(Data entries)
━━━━━━━━━━━━━━━━━━━━━━━━━━━━━━

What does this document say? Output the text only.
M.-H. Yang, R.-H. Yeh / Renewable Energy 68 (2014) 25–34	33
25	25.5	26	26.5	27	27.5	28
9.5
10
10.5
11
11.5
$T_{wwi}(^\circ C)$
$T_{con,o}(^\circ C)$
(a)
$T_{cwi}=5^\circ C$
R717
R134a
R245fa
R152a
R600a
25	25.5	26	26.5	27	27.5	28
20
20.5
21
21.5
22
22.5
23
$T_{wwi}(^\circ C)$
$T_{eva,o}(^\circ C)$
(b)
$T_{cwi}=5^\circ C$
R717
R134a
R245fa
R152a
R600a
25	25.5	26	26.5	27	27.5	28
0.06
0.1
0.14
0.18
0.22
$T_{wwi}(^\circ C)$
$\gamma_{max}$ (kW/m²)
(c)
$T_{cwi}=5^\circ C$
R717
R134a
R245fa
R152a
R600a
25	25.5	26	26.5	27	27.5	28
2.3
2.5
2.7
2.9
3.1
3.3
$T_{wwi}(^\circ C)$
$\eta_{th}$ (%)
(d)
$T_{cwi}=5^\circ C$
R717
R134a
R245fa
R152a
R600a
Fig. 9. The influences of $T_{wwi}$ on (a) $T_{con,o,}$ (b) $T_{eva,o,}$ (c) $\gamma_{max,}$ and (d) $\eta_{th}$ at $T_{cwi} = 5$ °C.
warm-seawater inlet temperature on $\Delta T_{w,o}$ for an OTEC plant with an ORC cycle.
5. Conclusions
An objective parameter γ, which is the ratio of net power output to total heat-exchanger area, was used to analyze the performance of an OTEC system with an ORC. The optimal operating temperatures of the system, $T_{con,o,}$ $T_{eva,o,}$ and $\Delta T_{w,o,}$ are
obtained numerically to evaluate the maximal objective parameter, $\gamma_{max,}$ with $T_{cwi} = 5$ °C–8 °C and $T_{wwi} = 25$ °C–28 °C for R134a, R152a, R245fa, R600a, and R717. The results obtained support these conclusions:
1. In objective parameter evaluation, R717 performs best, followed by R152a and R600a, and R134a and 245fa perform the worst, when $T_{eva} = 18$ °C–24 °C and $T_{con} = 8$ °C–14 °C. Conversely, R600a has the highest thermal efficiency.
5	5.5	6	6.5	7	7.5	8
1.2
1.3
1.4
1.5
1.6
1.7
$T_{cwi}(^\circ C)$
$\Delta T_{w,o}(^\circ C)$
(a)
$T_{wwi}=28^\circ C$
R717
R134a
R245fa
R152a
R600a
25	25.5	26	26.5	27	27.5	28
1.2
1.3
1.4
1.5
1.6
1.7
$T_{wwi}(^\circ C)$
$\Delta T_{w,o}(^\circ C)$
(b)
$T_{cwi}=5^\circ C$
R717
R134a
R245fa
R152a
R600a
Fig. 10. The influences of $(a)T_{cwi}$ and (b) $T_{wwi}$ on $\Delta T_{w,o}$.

━━━━━━━━━━━━━━━━━━━━━━━━━━━━━━

» **PROBLEM REQUIREMENTS**: Repeat the material above in full, quoting it exactly.

» **THE RESULT**:
What does this document say? Output the text only.
M.-H. Yang, R.-H. Yeh / Renewable Energy 68 (2014) 25–34	33
25	25.5	26	26.5	27	27.5	28
9.5
10
10.5
11
11.5
$T_{wwi}(^\circ C)$
$T_{con,o}(^\circ C)$
(a)
$T_{cwi}=5^\circ C$
R717
R134a
R245fa
R152a
R600a
25	25.5	26	26.5	27	27.5	28
20
20.5
21
21.5
22
22.5
23
$T_{wwi}(^\circ C)$
$T_{eva,o}(^\circ C)$
(b)
$T_{cwi}=5^\circ C$
R717
R134a
R245fa
R152a
R600a
25	25.5	26	26.5	27	27.5	28
0.06
0.1
0.14
0.18
0.22
$T_{wwi}(^\circ C)$
$\gamma_{max}$ (kW/m²)
(c)
$T_{cwi}=5^\circ C$
R717
R134a
R245fa
R152a
R600a
25	25.5	26	26.5	27	27.5	28
2.3
2.5
2.7
2.9
3.1
3.3
$T_{wwi}(^\circ C)$
$\eta_{th}$ (%)
(d)
$T_{cwi}=5^\circ C$
R717
R134a
R245fa
R152a
R600a
Fig. 9. The influences of $T_{wwi}$ on (a) $T_{con,o,}$ (b) $T_{eva,o,}$ (c) $\gamma_{max,}$ and (d) $\eta_{th}$ at $T_{cwi} = 5$ °C.
warm-seawater inlet temperature on $\Delta T_{w,o}$ for an OTEC plant with an ORC cycle.
5. Conclusions
An objective parameter γ, which is the ratio of net power output to total heat-exchanger area, was used to analyze the performance of an OTEC system with an ORC. The optimal operating temperatures of the system, $T_{con,o,}$ $T_{eva,o,}$ and $\Delta T_{w,o,}$ are
obtained numerically to evaluate the maximal objective parameter, $\gamma_{max,}$ with $T_{cwi} = 5$ °C–8 °C and $T_{wwi} = 25$ °C–28 °C for R134a, R152a, R245fa, R600a, and R717. The results obtained support these conclusions:
1. In objective parameter evaluation, R717 performs best, followed by R152a and R600a, and R134a and 245fa perform the worst, when $T_{eva} = 18$ °C–24 °C and $T_{con} = 8$ °C–14 °C. Conversely, R600a has the highest thermal efficiency.
5	5.5	6	6.5	7	7.5	8
1.2
1.3
1.4
1.5
1.6
1.7
$T_{cwi}(^\circ C)$
$\Delta T_{w,o}(^\circ C)$
(a)
$T_{wwi}=28^\circ C$
R717
R134a
R245fa
R152a
R600a
25	25.5	26	26.5	27	27.5	28
1.2
1.3
1.4
1.5
1.6
1.7
$T_{wwi}(^\circ C)$
$\Delta T_{w,o}(^\circ C)$
(b)
$T_{cwi}=5^\circ C$
R717
R134a
R245fa
R152a
R600a
Fig. 10. The influences of $(a)T_{cwi}$ and (b) $T_{wwi}$ on $\Delta T_{w,o}$.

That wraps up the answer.